### Passage to read
------------------------------------------------------------------------
In that respect, the Solera Network platform does employ forensically sound methods: the network capture (unless otherwise configured or indicated) is a complete and lossless record of all network transmissions; the patented DSFS file system in which the captured packets are stored is of an opaque, proprietary design, and does not allow data to be written by any means other than the capture system itself; all data retrieval is access-controlled, and all access is logged for documentation purposes; and artifacts reconstructed by DeepSee are MD5 and SHA1 hashed. These methods will continue to evolve as additional layers of hashing, encryption, and access controls are developed and added.

But what about court admissibility of computer generated electronic evidence? The good news is that this topic is very well defined by the (relatively terse) Federal Rules of Evidence. The FRE provides guidelines for the authentication and identification of evidence for admissibility under sections 901 and (somewhat less directly to electronic evidence) 902 and the more detailed “Searching and Seizing Computers and Obtaining Electronic Evidence in Criminal Investigations”  (digest here).

The bad news? June 2009. Two events occurred this past June that are likely to make the topic of “the admissibility of evidence” just a little murkier.
------------------------------------------------------------------------
### Check your understanding
#1 In the passage on network forensic evidence, which two hashes are applied to artifacts reconstructed by DeepSee?
#2 In the passage on network forensic evidence, why does the writer call the state of court admissibility for computer-generated electronic evidence "good news"?
#3 Write the next part of the passage on network forensic evidence, picking up after its final sentence.

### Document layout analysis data
------------------------------------------------------------------------
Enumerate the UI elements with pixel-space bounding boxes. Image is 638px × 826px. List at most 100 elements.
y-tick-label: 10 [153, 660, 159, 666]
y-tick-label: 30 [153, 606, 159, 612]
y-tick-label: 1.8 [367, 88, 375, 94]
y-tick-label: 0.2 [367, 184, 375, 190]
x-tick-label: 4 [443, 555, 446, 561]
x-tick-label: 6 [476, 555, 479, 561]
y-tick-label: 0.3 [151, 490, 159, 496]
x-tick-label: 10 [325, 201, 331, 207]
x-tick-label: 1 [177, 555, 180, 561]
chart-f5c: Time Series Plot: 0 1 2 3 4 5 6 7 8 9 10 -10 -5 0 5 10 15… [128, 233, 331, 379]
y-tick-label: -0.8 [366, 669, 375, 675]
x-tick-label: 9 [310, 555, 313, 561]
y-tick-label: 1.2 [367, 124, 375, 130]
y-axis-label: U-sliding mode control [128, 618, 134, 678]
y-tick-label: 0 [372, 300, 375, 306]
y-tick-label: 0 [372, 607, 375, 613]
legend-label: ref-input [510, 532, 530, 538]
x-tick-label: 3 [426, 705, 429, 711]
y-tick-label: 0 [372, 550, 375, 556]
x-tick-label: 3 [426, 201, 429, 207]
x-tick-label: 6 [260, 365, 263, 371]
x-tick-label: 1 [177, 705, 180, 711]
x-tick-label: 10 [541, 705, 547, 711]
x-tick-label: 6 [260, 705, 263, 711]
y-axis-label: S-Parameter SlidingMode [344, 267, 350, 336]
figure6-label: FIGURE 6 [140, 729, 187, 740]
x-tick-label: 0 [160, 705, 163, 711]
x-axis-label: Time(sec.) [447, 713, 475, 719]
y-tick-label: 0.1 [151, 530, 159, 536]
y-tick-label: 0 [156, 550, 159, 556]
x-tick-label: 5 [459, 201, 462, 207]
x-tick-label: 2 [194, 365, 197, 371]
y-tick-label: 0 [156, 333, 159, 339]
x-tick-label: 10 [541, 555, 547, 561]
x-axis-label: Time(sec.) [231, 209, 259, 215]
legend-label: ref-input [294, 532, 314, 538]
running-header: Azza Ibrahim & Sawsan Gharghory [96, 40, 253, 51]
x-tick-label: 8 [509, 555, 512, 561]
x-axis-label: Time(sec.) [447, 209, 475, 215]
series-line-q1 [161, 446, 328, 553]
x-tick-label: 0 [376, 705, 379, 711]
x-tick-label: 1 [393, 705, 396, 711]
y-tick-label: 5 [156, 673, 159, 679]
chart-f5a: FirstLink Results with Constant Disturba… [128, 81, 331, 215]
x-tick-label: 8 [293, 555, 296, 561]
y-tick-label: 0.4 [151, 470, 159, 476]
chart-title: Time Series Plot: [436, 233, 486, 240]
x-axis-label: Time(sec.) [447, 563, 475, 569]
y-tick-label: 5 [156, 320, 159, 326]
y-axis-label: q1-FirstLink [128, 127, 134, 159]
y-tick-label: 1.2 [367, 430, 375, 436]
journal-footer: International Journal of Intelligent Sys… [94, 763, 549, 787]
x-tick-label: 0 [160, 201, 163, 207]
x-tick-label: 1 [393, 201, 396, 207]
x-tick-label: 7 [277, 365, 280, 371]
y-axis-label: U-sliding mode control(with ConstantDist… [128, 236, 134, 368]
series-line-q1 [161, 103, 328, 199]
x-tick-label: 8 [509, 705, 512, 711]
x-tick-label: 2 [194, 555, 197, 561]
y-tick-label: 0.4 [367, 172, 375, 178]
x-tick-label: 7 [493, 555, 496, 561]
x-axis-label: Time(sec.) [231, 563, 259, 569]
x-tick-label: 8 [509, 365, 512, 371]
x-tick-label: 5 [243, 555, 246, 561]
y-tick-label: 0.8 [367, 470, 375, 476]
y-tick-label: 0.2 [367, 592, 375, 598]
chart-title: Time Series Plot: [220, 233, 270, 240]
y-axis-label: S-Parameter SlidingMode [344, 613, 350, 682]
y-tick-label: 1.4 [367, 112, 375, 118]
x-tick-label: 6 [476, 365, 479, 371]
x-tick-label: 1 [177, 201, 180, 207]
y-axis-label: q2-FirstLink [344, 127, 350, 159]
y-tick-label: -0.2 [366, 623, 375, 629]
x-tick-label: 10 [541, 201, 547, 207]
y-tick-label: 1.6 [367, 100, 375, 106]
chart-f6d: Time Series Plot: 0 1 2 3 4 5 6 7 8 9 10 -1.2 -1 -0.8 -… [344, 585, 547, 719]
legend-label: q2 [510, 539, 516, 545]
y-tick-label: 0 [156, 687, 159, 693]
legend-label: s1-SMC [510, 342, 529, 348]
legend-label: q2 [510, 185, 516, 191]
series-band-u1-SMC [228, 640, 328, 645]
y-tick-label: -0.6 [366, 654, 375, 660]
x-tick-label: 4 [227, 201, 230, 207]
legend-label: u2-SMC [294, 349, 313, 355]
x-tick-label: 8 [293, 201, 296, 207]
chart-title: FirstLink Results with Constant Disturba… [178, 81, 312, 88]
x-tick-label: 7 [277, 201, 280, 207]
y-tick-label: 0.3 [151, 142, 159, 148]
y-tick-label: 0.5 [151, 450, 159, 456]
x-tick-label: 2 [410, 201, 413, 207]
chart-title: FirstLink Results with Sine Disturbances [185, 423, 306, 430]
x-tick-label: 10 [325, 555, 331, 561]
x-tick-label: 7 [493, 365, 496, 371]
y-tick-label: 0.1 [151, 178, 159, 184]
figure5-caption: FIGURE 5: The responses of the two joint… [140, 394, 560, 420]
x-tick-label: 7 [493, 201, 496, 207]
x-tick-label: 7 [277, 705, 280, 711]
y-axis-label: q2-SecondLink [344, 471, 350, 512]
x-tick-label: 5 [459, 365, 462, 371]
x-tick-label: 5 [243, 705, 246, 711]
------------------------------------------------------------------------
### Exercise responses
#1 MD5 and SHA1.

#2 The topic is very well defined by the Federal Rules of Evidence. Those rules give guidelines for authenticating and identifying evidence for admissibility under sections 901 and 902. The more detailed "Searching and Seizing Computers and Obtaining Electronic Evidence in Criminal Investigations" adds to them.

#3
The first is the recently media-covered publication of a paper in the “Forensic Science International: Genetics” journal which describes how DNA, the gold-standard for forensic evidence, can be faked:

“Nucleix scientists have demonstrated the viability of creating artificial DNA and ‘biological identify theft.’ Using basic equipment and know-how, DNA with any desired profile can be fabricated in the lab, and this artificial DNA can then be planted in crime scenes as fake evidence.”

This is rather alarming since, as the article rightly states “we’re creating a criminal justice system that is increasingly relying on this [DNA] technology.” But just when things seem darkest, there appears hope:

“Until recently, there has been no way to distinguish between genetic profiles obtained from falsified DNA samples, which can appear identical to real biological profiles based on current analytical protocols and technologies.  Nucleix’s proprietary assays can distinguish between “fake” (in-vitro synthesized) DNA, and “real” (in-vivo generated) DNA.  The company is committed to developing state-of-the-art “DNA authentication” assays that can be integrated into the standard forensic procedure, in order to maintain the high credibility of DNA evidence in the courtroom and other uses.  For additional information on Nucleix, please visit the company’s website at http://www.nucleix.com.”

Wait a minute. Nucleix both developed the “DNA Authentication” technology as well as the methods of falsifying DNA? Brilliant! That’s like an IPS vendor developing and launching attacks concurrent with their zero-day signatures, or George Went Hensley holding the patent on anti-venom. To be fair, if Nucleix hadn’t devised the falsification methods, someone else would have, but it’s irresistible to consider the pharmaceutical industry conspiracy theory implications.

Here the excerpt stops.